**What this task involves:** All of the records below should be output exactly.

**Provided material:**
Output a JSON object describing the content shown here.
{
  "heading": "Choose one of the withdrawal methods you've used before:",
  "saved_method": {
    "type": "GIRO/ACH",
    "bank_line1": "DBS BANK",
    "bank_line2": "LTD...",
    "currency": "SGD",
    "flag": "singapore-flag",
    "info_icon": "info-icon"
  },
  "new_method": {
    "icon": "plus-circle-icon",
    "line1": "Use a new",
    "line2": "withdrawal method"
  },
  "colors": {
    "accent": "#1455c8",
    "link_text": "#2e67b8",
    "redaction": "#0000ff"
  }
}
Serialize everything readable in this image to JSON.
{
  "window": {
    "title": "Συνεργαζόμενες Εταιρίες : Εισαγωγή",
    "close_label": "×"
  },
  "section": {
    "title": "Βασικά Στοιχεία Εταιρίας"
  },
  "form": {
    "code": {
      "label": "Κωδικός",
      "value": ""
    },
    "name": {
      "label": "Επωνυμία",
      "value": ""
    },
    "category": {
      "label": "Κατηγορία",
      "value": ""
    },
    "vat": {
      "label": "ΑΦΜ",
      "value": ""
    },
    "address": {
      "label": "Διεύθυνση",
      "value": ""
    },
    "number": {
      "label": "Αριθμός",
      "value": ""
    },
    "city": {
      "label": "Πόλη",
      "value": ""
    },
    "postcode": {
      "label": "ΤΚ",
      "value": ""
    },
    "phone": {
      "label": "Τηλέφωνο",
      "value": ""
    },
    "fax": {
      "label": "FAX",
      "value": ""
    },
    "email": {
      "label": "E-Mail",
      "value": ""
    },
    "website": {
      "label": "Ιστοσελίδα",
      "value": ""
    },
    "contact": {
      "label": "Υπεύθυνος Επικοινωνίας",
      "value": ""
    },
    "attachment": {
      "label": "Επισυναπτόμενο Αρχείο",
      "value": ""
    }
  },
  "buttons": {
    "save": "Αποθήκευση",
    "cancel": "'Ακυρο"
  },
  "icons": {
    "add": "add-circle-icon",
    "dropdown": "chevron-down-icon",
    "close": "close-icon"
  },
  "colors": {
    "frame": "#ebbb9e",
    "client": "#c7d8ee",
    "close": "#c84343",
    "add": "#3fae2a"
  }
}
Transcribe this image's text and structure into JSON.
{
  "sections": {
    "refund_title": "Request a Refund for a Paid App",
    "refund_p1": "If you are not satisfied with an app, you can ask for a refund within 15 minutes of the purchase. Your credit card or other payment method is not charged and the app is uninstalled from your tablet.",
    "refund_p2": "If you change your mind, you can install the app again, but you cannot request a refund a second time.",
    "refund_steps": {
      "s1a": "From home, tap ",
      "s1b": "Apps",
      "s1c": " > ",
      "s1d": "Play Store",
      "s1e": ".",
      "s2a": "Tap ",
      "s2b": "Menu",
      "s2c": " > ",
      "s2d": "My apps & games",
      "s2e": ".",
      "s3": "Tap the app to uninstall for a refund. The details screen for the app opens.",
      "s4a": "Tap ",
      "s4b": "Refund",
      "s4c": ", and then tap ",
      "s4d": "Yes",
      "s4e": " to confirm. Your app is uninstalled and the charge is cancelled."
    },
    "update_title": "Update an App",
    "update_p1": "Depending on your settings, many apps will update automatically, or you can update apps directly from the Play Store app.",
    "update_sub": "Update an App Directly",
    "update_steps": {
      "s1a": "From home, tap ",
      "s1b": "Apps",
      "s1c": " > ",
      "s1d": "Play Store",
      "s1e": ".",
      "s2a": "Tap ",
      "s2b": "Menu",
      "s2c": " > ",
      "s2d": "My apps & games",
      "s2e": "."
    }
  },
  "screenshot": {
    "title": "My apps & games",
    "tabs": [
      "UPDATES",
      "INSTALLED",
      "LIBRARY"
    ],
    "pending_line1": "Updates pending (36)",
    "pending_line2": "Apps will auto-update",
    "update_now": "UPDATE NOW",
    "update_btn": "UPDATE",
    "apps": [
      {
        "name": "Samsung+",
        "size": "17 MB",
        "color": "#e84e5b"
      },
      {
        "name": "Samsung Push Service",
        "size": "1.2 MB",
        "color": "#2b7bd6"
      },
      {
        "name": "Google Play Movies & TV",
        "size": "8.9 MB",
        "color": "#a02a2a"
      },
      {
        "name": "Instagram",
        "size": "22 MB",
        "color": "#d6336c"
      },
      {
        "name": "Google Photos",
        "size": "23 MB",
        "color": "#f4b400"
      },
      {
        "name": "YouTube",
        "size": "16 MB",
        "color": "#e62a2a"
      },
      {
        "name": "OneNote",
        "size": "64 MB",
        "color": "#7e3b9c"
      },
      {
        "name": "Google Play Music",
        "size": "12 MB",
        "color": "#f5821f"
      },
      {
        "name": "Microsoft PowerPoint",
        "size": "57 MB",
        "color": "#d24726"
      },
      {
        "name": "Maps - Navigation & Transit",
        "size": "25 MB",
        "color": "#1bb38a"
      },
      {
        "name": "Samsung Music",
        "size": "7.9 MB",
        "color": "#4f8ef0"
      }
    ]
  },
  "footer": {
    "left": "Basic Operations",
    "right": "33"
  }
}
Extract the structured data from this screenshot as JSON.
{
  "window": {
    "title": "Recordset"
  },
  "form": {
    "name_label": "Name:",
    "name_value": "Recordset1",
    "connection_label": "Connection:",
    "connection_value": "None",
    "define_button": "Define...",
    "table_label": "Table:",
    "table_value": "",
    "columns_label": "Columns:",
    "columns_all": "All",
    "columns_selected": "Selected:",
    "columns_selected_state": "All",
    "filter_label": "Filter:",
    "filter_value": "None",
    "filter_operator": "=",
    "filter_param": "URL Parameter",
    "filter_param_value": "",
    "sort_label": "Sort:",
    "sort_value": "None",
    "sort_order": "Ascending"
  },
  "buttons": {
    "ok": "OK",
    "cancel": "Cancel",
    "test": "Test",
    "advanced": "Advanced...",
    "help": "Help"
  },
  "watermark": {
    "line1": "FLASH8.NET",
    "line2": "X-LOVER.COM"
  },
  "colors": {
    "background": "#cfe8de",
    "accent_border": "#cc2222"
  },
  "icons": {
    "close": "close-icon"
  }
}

**Solution to this problem:**
Output a JSON object describing the content shown here.
{
  "heading": "Choose one of the withdrawal methods you've used before:",
  "saved_method": {
    "type": "GIRO/ACH",
    "bank_line1": "DBS BANK",
    "bank_line2": "LTD...",
    "currency": "SGD",
    "flag": "singapore-flag",
    "info_icon": "info-icon"
  },
  "new_method": {
    "icon": "plus-circle-icon",
    "line1": "Use a new",
    "line2": "withdrawal method"
  },
  "colors": {
    "accent": "#1455c8",
    "link_text": "#2e67b8",
    "redaction": "#0000ff"
  }
}
Serialize everything readable in this image to JSON.
{
  "window": {
    "title": "Συνεργαζόμενες Εταιρίες : Εισαγωγή",
    "close_label": "×"
  },
  "section": {
    "title": "Βασικά Στοιχεία Εταιρίας"
  },
  "form": {
    "code": {
      "label": "Κωδικός",
      "value": ""
    },
    "name": {
      "label": "Επωνυμία",
      "value": ""
    },
    "category": {
      "label": "Κατηγορία",
      "value": ""
    },
    "vat": {
      "label": "ΑΦΜ",
      "value": ""
    },
    "address": {
      "label": "Διεύθυνση",
      "value": ""
    },
    "number": {
      "label": "Αριθμός",
      "value": ""
    },
    "city": {
      "label": "Πόλη",
      "value": ""
    },
    "postcode": {
      "label": "ΤΚ",
      "value": ""
    },
    "phone": {
      "label": "Τηλέφωνο",
      "value": ""
    },
    "fax": {
      "label": "FAX",
      "value": ""
    },
    "email": {
      "label": "E-Mail",
      "value": ""
    },
    "website": {
      "label": "Ιστοσελίδα",
      "value": ""
    },
    "contact": {
      "label": "Υπεύθυνος Επικοινωνίας",
      "value": ""
    },
    "attachment": {
      "label": "Επισυναπτόμενο Αρχείο",
      "value": ""
    }
  },
  "buttons": {
    "save": "Αποθήκευση",
    "cancel": "'Ακυρο"
  },
  "icons": {
    "add": "add-circle-icon",
    "dropdown": "chevron-down-icon",
    "close": "close-icon"
  },
  "colors": {
    "frame": "#ebbb9e",
    "client": "#c7d8ee",
    "close": "#c84343",
    "add": "#3fae2a"
  }
}
Transcribe this image's text and structure into JSON.
{
  "sections": {
    "refund_title": "Request a Refund for a Paid App",
    "refund_p1": "If you are not satisfied with an app, you can ask for a refund within 15 minutes of the purchase. Your credit card or other payment method is not charged and the app is uninstalled from your tablet.",
    "refund_p2": "If you change your mind, you can install the app again, but you cannot request a refund a second time.",
    "refund_steps": {
      "s1a": "From home, tap ",
      "s1b": "Apps",
      "s1c": " > ",
      "s1d": "Play Store",
      "s1e": ".",
      "s2a": "Tap ",
      "s2b": "Menu",
      "s2c": " > ",
      "s2d": "My apps & games",
      "s2e": ".",
      "s3": "Tap the app to uninstall for a refund. The details screen for the app opens.",
      "s4a": "Tap ",
      "s4b": "Refund",
      "s4c": ", and then tap ",
      "s4d": "Yes",
      "s4e": " to confirm. Your app is uninstalled and the charge is cancelled."
    },
    "update_title": "Update an App",
    "update_p1": "Depending on your settings, many apps will update automatically, or you can update apps directly from the Play Store app.",
    "update_sub": "Update an App Directly",
    "update_steps": {
      "s1a": "From home, tap ",
      "s1b": "Apps",
      "s1c": " > ",
      "s1d": "Play Store",
      "s1e": ".",
      "s2a": "Tap ",
      "s2b": "Menu",
      "s2c": " > ",
      "s2d": "My apps & games",
      "s2e": "."
    }
  },
  "screenshot": {
    "title": "My apps & games",
    "tabs": [
      "UPDATES",
      "INSTALLED",
      "LIBRARY"
    ],
    "pending_line1": "Updates pending (36)",
    "pending_line2": "Apps will auto-update",
    "update_now": "UPDATE NOW",
    "update_btn": "UPDATE",
    "apps": [
      {
        "name": "Samsung+",
        "size": "17 MB",
        "color": "#e84e5b"
      },
      {
        "name": "Samsung Push Service",
        "size": "1.2 MB",
        "color": "#2b7bd6"
      },
      {
        "name": "Google Play Movies & TV",
        "size": "8.9 MB",
        "color": "#a02a2a"
      },
      {
        "name": "Instagram",
        "size": "22 MB",
        "color": "#d6336c"
      },
      {
        "name": "Google Photos",
        "size": "23 MB",
        "color": "#f4b400"
      },
      {
        "name": "YouTube",
        "size": "16 MB",
        "color": "#e62a2a"
      },
      {
        "name": "OneNote",
        "size": "64 MB",
        "color": "#7e3b9c"
      },
      {
        "name": "Google Play Music",
        "size": "12 MB",
        "color": "#f5821f"
      },
      {
        "name": "Microsoft PowerPoint",
        "size": "57 MB",
        "color": "#d24726"
      },
      {
        "name": "Maps - Navigation & Transit",
        "size": "25 MB",
        "color": "#1bb38a"
      },
      {
        "name": "Samsung Music",
        "size": "7.9 MB",
        "color": "#4f8ef0"
      }
    ]
  },
  "footer": {
    "left": "Basic Operations",
    "right": "33"
  }
}
Extract the structured data from this screenshot as JSON.
{
  "window": {
    "title": "Recordset"
  },
  "form": {
    "name_label": "Name:",
    "name_value": "Recordset1",
    "connection_label": "Connection:",
    "connection_value": "None",
    "define_button": "Define...",
    "table_label": "Table:",
    "table_value": "",
    "columns_label": "Columns:",
    "columns_all": "All",
    "columns_selected": "Selected:",
    "columns_selected_state": "All",
    "filter_label": "Filter:",
    "filter_value": "None",
    "filter_operator": "=",
    "filter_param": "URL Parameter",
    "filter_param_value": "",
    "sort_label": "Sort:",
    "sort_value": "None",
    "sort_order": "Ascending"
  },
  "buttons": {
    "ok": "OK",
    "cancel": "Cancel",
    "test": "Test",
    "advanced": "Advanced...",
    "help": "Help"
  },
  "watermark": {
    "line1": "FLASH8.NET",
    "line2": "X-LOVER.COM"
  },
  "colors": {
    "background": "#cfe8de",
    "accent_border": "#cc2222"
  },
  "icons": {
    "close": "close-icon"
  }
}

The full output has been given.